• Task brief
All entries must be repeated exactly; do not include the pictures.

• Stored records
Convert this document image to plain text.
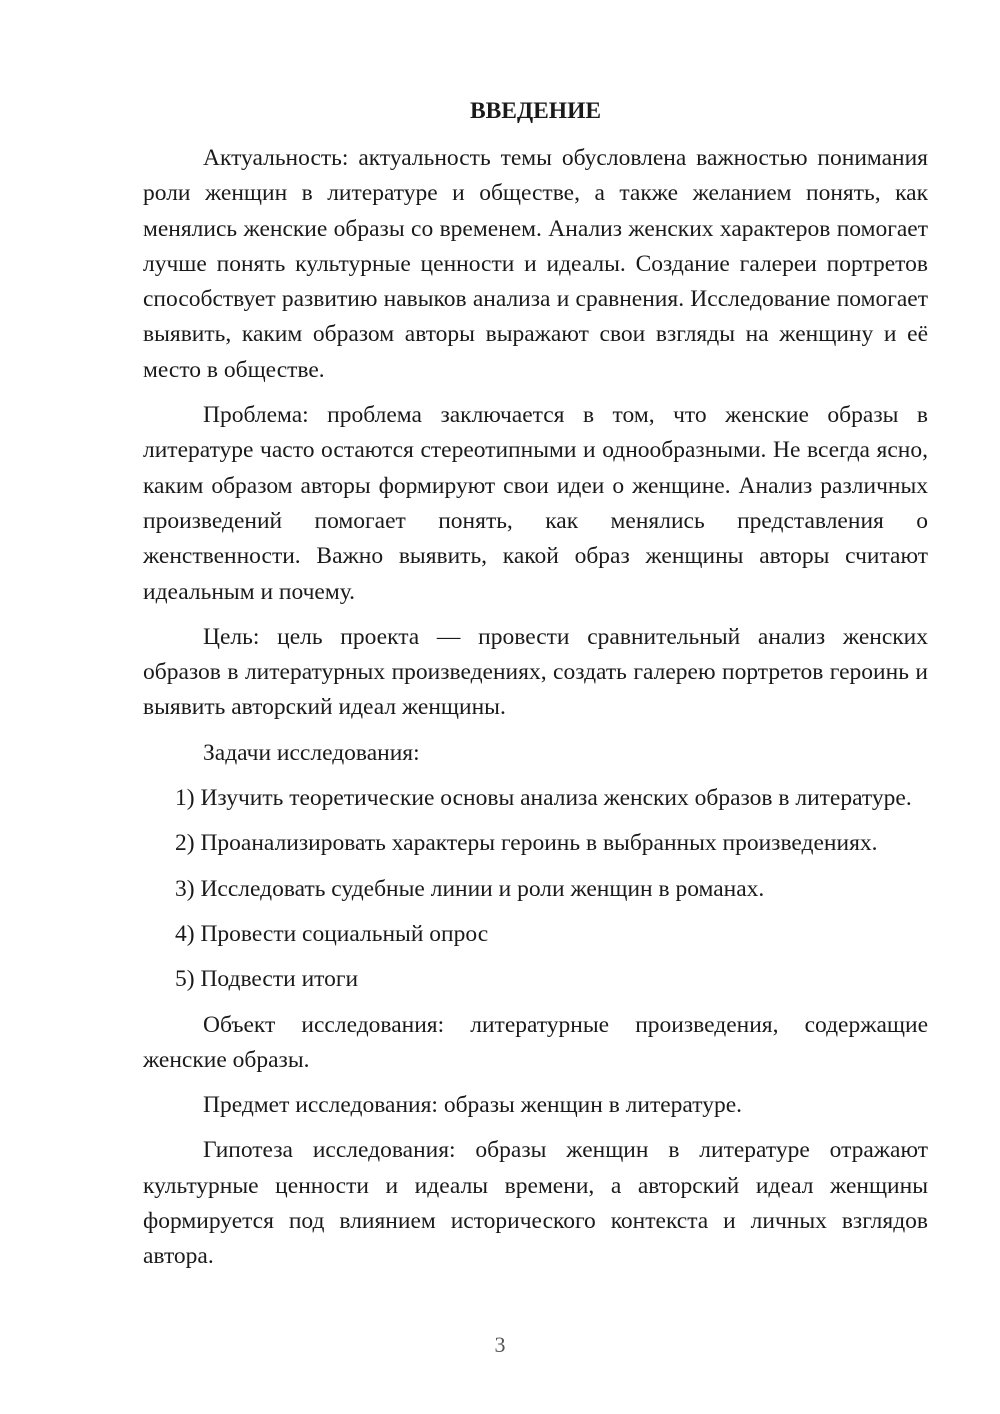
ВВЕДЕНИЕ

Актуальность: актуальность темы обусловлена важностью понимания роли женщин в литературе и обществе, а также желанием понять, как менялись женские образы со временем. Анализ женских характеров помогает лучше понять культурные ценности и идеалы. Создание галереи портретов способствует развитию навыков анализа и сравнения. Исследование помогает выявить, каким образом авторы выражают свои взгляды на женщину и её место в обществе.

Проблема: проблема заключается в том, что женские образы в литературе часто остаются стереотипными и однообразными. Не всегда ясно, каким образом авторы формируют свои идеи о женщине. Анализ различных произведений помогает понять, как менялись представления о женственности. Важно выявить, какой образ женщины авторы считают идеальным и почему.

Цель: цель проекта — провести сравнительный анализ женских образов в литературных произведениях, создать галерею портретов героинь и выявить авторский идеал женщины.

Задачи исследования:

1) Изучить теоретические основы анализа женских образов в литературе.

2) Проанализировать характеры героинь в выбранных произведениях.

3) Исследовать судебные линии и роли женщин в романах.

4) Провести социальный опрос

5) Подвести итоги

Объект исследования: литературные произведения, содержащие женские образы.

Предмет исследования: образы женщин в литературе.

Гипотеза исследования: образы женщин в литературе отражают культурные ценности и идеалы времени, а авторский идеал женщины формируется под влиянием исторического контекста и личных взглядов автора.

3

• Complete response
Convert this document image to plain text.
ВВЕДЕНИЕ

Актуальность: актуальность темы обусловлена важностью понимания роли женщин в литературе и обществе, а также желанием понять, как менялись женские образы со временем. Анализ женских характеров помогает лучше понять культурные ценности и идеалы. Создание галереи портретов способствует развитию навыков анализа и сравнения. Исследование помогает выявить, каким образом авторы выражают свои взгляды на женщину и её место в обществе.

Проблема: проблема заключается в том, что женские образы в литературе часто остаются стереотипными и однообразными. Не всегда ясно, каким образом авторы формируют свои идеи о женщине. Анализ различных произведений помогает понять, как менялись представления о женственности. Важно выявить, какой образ женщины авторы считают идеальным и почему.

Цель: цель проекта — провести сравнительный анализ женских образов в литературных произведениях, создать галерею портретов героинь и выявить авторский идеал женщины.

Задачи исследования:

1) Изучить теоретические основы анализа женских образов в литературе.

2) Проанализировать характеры героинь в выбранных произведениях.

3) Исследовать судебные линии и роли женщин в романах.

4) Провести социальный опрос

5) Подвести итоги

Объект исследования: литературные произведения, содержащие женские образы.

Предмет исследования: образы женщин в литературе.

Гипотеза исследования: образы женщин в литературе отражают культурные ценности и идеалы времени, а авторский идеал женщины формируется под влиянием исторического контекста и личных взглядов автора.

3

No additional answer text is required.